═══ RECORDS FOR THIS EXERCISE ═══
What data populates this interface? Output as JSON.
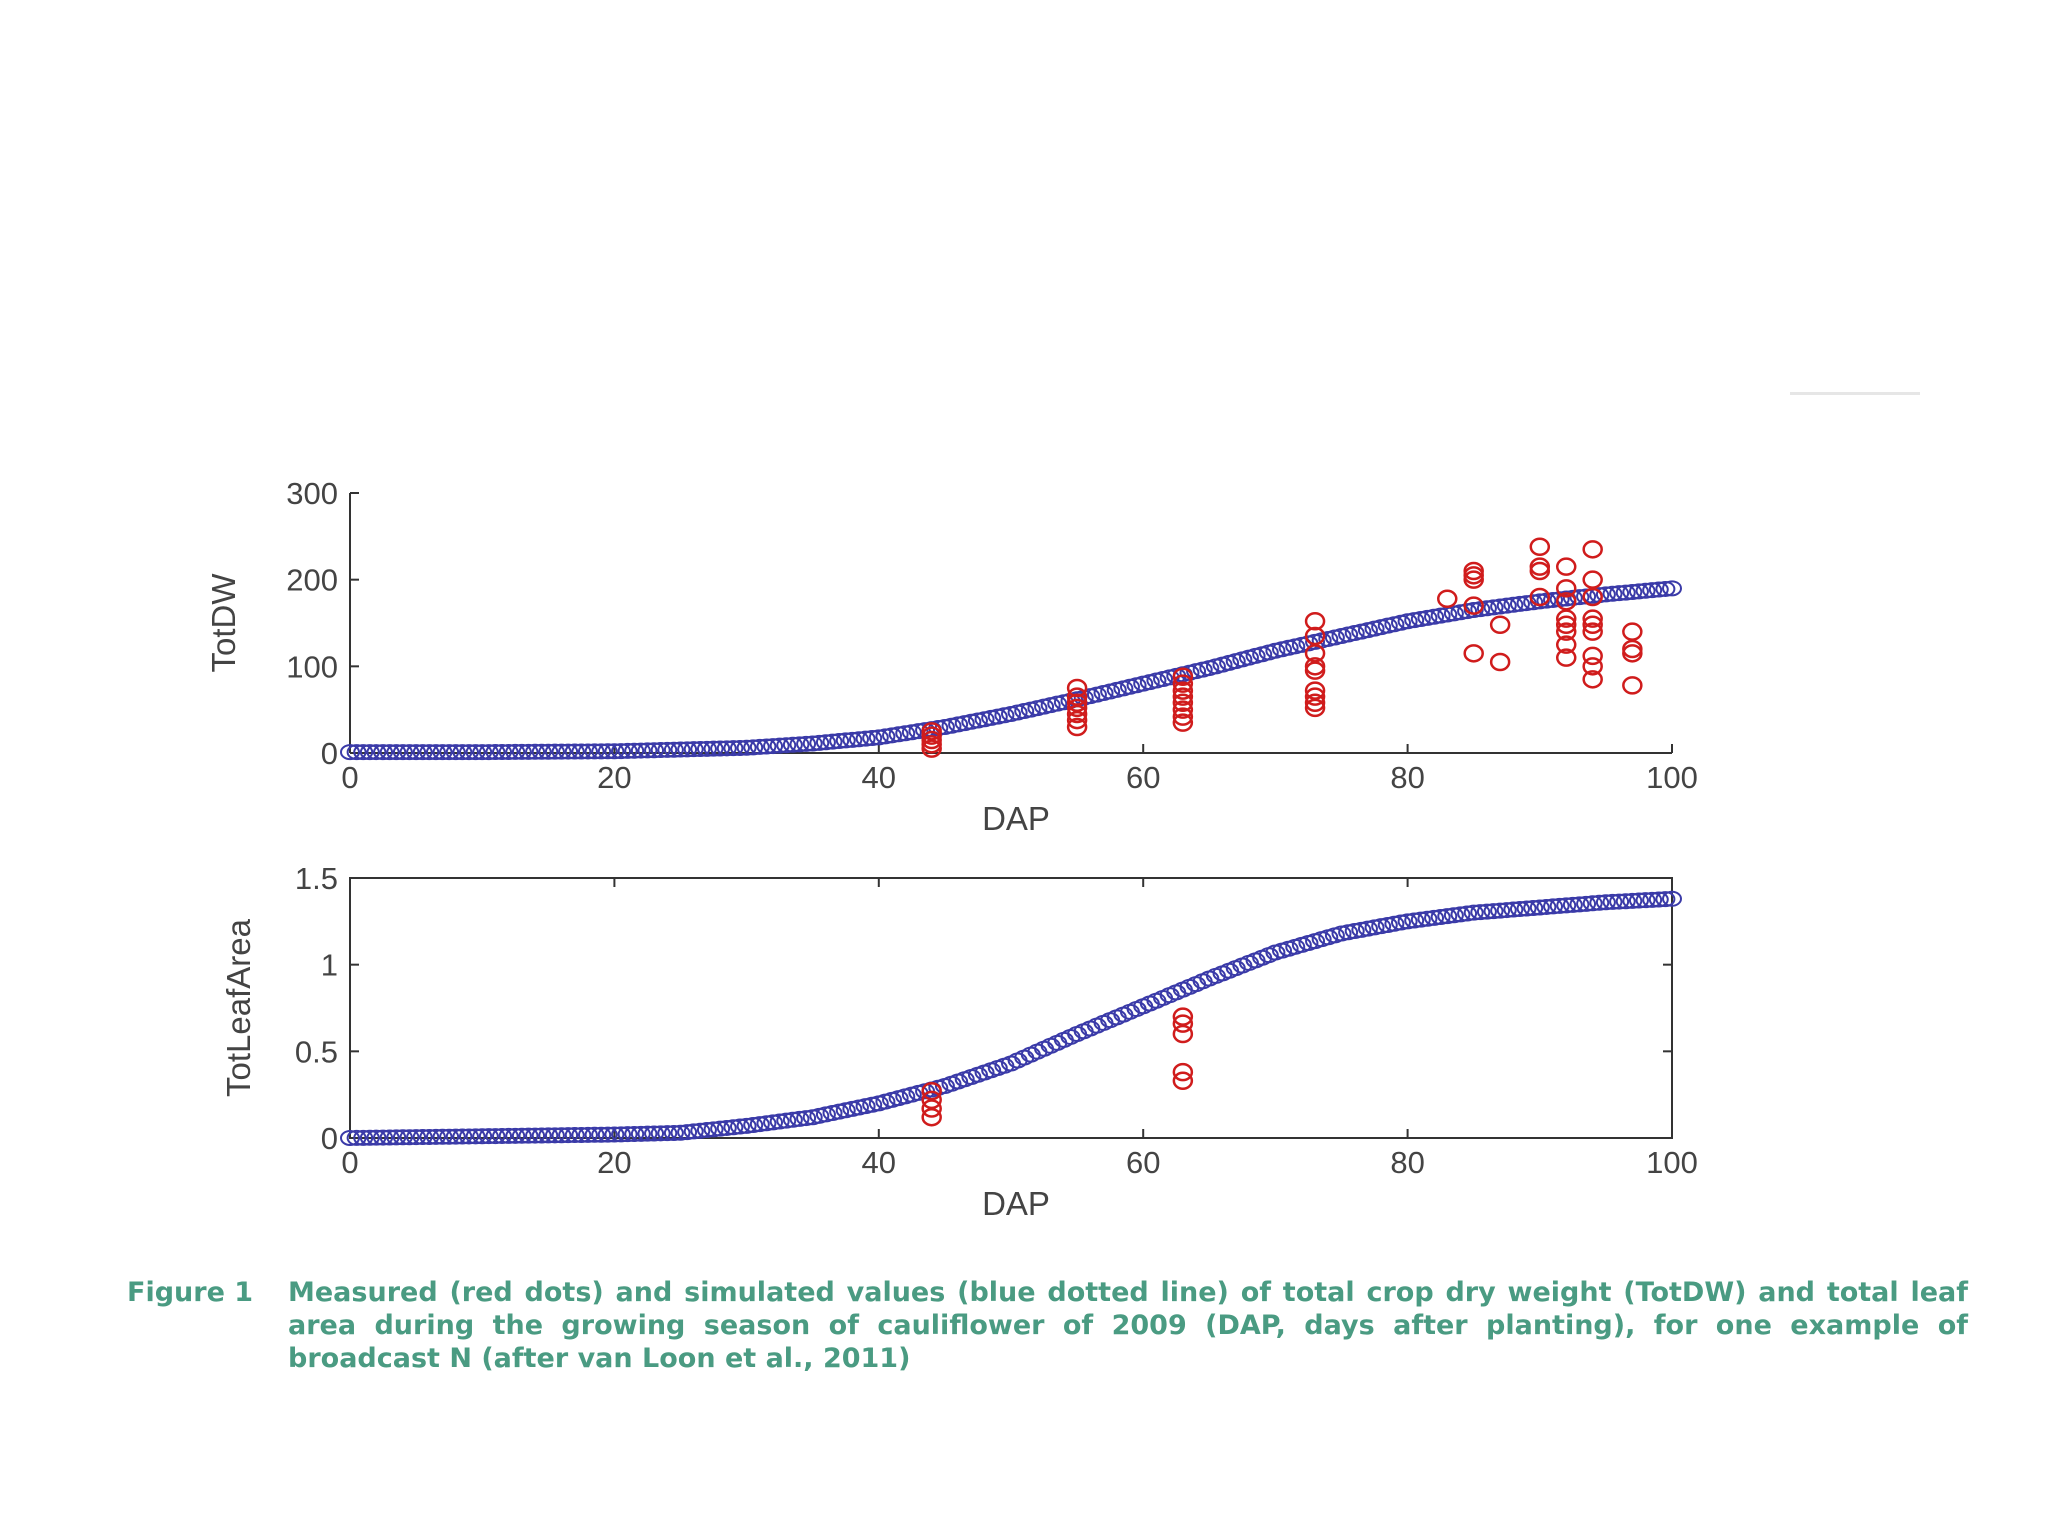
{
  "caption": {
    "label": "Figure 1",
    "text": "Measured (red dots) and simulated values (blue dotted line) of total crop dry weight (TotDW) and total leaf area during the growing season of cauliflower of 2009 (DAP, days after planting), for one example of broadcast N (after van Loon et al., 2011)"
  },
  "colors": {
    "measured": "#d01c1c",
    "simulated": "#3a3aa8",
    "axis": "#333333",
    "caption": "#4a9b82"
  },
  "chart_data": [
    {
      "type": "scatter",
      "xlabel": "DAP",
      "ylabel": "TotDW",
      "xlim": [
        0,
        100
      ],
      "ylim": [
        0,
        300
      ],
      "xticks": [
        "0",
        "20",
        "40",
        "60",
        "80",
        "100"
      ],
      "yticks": [
        "0",
        "100",
        "200",
        "300"
      ],
      "grid": false,
      "series": [
        {
          "style": "measured",
          "points": [
            [
              44,
              5
            ],
            [
              44,
              10
            ],
            [
              44,
              15
            ],
            [
              44,
              20
            ],
            [
              44,
              25
            ],
            [
              55,
              30
            ],
            [
              55,
              38
            ],
            [
              55,
              45
            ],
            [
              55,
              52
            ],
            [
              55,
              58
            ],
            [
              55,
              65
            ],
            [
              55,
              75
            ],
            [
              63,
              35
            ],
            [
              63,
              42
            ],
            [
              63,
              50
            ],
            [
              63,
              58
            ],
            [
              63,
              65
            ],
            [
              63,
              72
            ],
            [
              63,
              80
            ],
            [
              63,
              88
            ],
            [
              73,
              52
            ],
            [
              73,
              58
            ],
            [
              73,
              65
            ],
            [
              73,
              72
            ],
            [
              73,
              95
            ],
            [
              73,
              100
            ],
            [
              73,
              115
            ],
            [
              73,
              135
            ],
            [
              73,
              152
            ],
            [
              83,
              178
            ],
            [
              85,
              115
            ],
            [
              85,
              170
            ],
            [
              85,
              200
            ],
            [
              85,
              205
            ],
            [
              85,
              210
            ],
            [
              87,
              105
            ],
            [
              87,
              148
            ],
            [
              90,
              180
            ],
            [
              90,
              210
            ],
            [
              90,
              215
            ],
            [
              90,
              238
            ],
            [
              92,
              110
            ],
            [
              92,
              125
            ],
            [
              92,
              140
            ],
            [
              92,
              148
            ],
            [
              92,
              155
            ],
            [
              92,
              175
            ],
            [
              92,
              190
            ],
            [
              92,
              215
            ],
            [
              94,
              85
            ],
            [
              94,
              100
            ],
            [
              94,
              112
            ],
            [
              94,
              140
            ],
            [
              94,
              148
            ],
            [
              94,
              155
            ],
            [
              94,
              180
            ],
            [
              94,
              200
            ],
            [
              94,
              235
            ],
            [
              97,
              78
            ],
            [
              97,
              115
            ],
            [
              97,
              120
            ],
            [
              97,
              140
            ]
          ]
        },
        {
          "style": "simulated",
          "points": [
            [
              0,
              1
            ],
            [
              10,
              1
            ],
            [
              20,
              2
            ],
            [
              30,
              6
            ],
            [
              35,
              11
            ],
            [
              40,
              18
            ],
            [
              45,
              30
            ],
            [
              50,
              45
            ],
            [
              55,
              62
            ],
            [
              60,
              80
            ],
            [
              65,
              98
            ],
            [
              70,
              118
            ],
            [
              75,
              135
            ],
            [
              80,
              152
            ],
            [
              85,
              165
            ],
            [
              90,
              175
            ],
            [
              95,
              183
            ],
            [
              100,
              190
            ]
          ]
        }
      ]
    },
    {
      "type": "scatter",
      "xlabel": "DAP",
      "ylabel": "TotLeafArea",
      "xlim": [
        0,
        100
      ],
      "ylim": [
        0,
        1.5
      ],
      "xticks": [
        "0",
        "20",
        "40",
        "60",
        "80",
        "100"
      ],
      "yticks": [
        "0",
        "0.5",
        "1",
        "1.5"
      ],
      "grid": false,
      "series": [
        {
          "style": "measured",
          "points": [
            [
              44,
              0.12
            ],
            [
              44,
              0.17
            ],
            [
              44,
              0.22
            ],
            [
              44,
              0.27
            ],
            [
              63,
              0.33
            ],
            [
              63,
              0.38
            ],
            [
              63,
              0.6
            ],
            [
              63,
              0.66
            ],
            [
              63,
              0.7
            ]
          ]
        },
        {
          "style": "simulated",
          "points": [
            [
              0,
              0.0
            ],
            [
              10,
              0.01
            ],
            [
              20,
              0.02
            ],
            [
              25,
              0.03
            ],
            [
              30,
              0.07
            ],
            [
              35,
              0.12
            ],
            [
              40,
              0.2
            ],
            [
              45,
              0.3
            ],
            [
              50,
              0.43
            ],
            [
              55,
              0.6
            ],
            [
              60,
              0.76
            ],
            [
              65,
              0.92
            ],
            [
              70,
              1.07
            ],
            [
              75,
              1.18
            ],
            [
              80,
              1.25
            ],
            [
              85,
              1.3
            ],
            [
              90,
              1.33
            ],
            [
              95,
              1.36
            ],
            [
              100,
              1.38
            ]
          ]
        }
      ]
    }
  ]
}
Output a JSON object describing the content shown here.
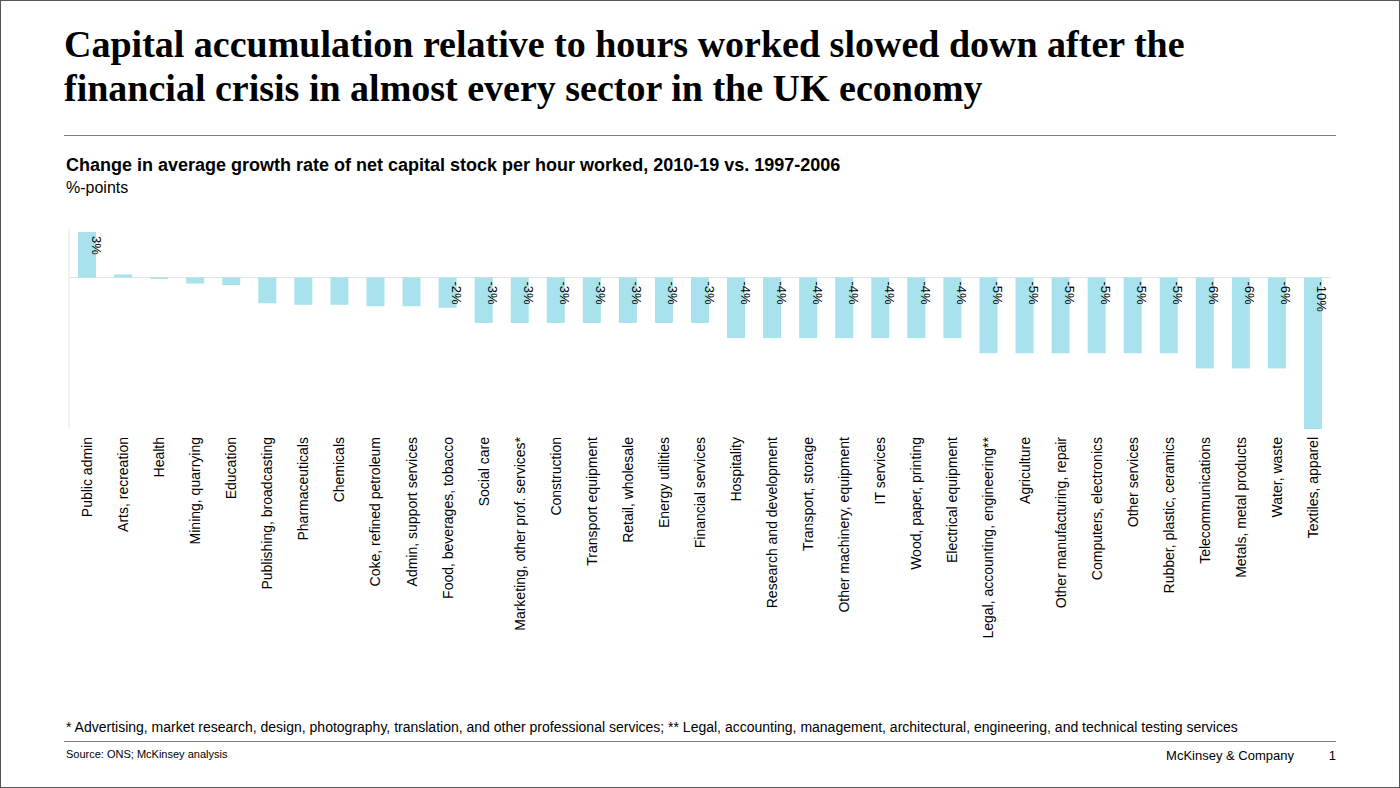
{
  "chart_data": {
    "type": "bar",
    "title": "Capital accumulation relative to hours worked slowed down after the financial crisis in almost every sector in the UK economy",
    "subtitle": "Change in average growth rate of net capital stock per hour worked, 2010-19 vs. 1997-2006",
    "y_label": "%-points",
    "categories": [
      "Public admin",
      "Arts, recreation",
      "Health",
      "Mining, quarrying",
      "Education",
      "Publishing, broadcasting",
      "Pharmaceuticals",
      "Chemicals",
      "Coke, refined petroleum",
      "Admin, support services",
      "Food, beverages, tobacco",
      "Social care",
      "Marketing, other prof. services*",
      "Construction",
      "Transport equipment",
      "Retail, wholesale",
      "Energy utilities",
      "Financial services",
      "Hospitality",
      "Research and development",
      "Transport, storage",
      "Other machinery, equipment",
      "IT services",
      "Wood, paper, printing",
      "Electrical equipment",
      "Legal, accounting, engineering**",
      "Agriculture",
      "Other manufacturing, repair",
      "Computers, electronics",
      "Other services",
      "Rubber, plastic, ceramics",
      "Telecommunications",
      "Metals, metal products",
      "Water, waste",
      "Textiles, apparel"
    ],
    "values": [
      3,
      0.2,
      -0.1,
      -0.4,
      -0.5,
      -1.7,
      -1.8,
      -1.8,
      -1.9,
      -1.9,
      -2,
      -3,
      -3,
      -3,
      -3,
      -3,
      -3,
      -3,
      -4,
      -4,
      -4,
      -4,
      -4,
      -4,
      -4,
      -5,
      -5,
      -5,
      -5,
      -5,
      -5,
      -6,
      -6,
      -6,
      -10
    ],
    "value_labels": [
      "3%",
      null,
      null,
      null,
      null,
      null,
      null,
      null,
      null,
      null,
      "-2%",
      "-3%",
      "-3%",
      "-3%",
      "-3%",
      "-3%",
      "-3%",
      "-3%",
      "-4%",
      "-4%",
      "-4%",
      "-4%",
      "-4%",
      "-4%",
      "-4%",
      "-5%",
      "-5%",
      "-5%",
      "-5%",
      "-5%",
      "-5%",
      "-6%",
      "-6%",
      "-6%",
      "-10%"
    ],
    "color": "#a8e3ed",
    "ylim": [
      -10,
      3.2
    ],
    "data_labels": true,
    "tick_labels": "x",
    "footnote": "* Advertising, market research, design, photography, translation, and other professional services; ** Legal, accounting, management, architectural, engineering, and technical testing services",
    "source": "Source: ONS; McKinsey analysis",
    "logo_text": "McKinsey & Company",
    "page_number": "1"
  }
}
═══
WHAT IS BEING ASKED:
List each line in the listing that contains the string "engineering".

OUTPUT FOR THIS EXERCISE:
      "Legal, accounting, engineering**",
    "footnote": "* Advertising, market research, design, photography, translation, and other professional services; ** Legal, accounting, management, architectural, engineering, and technical testing services",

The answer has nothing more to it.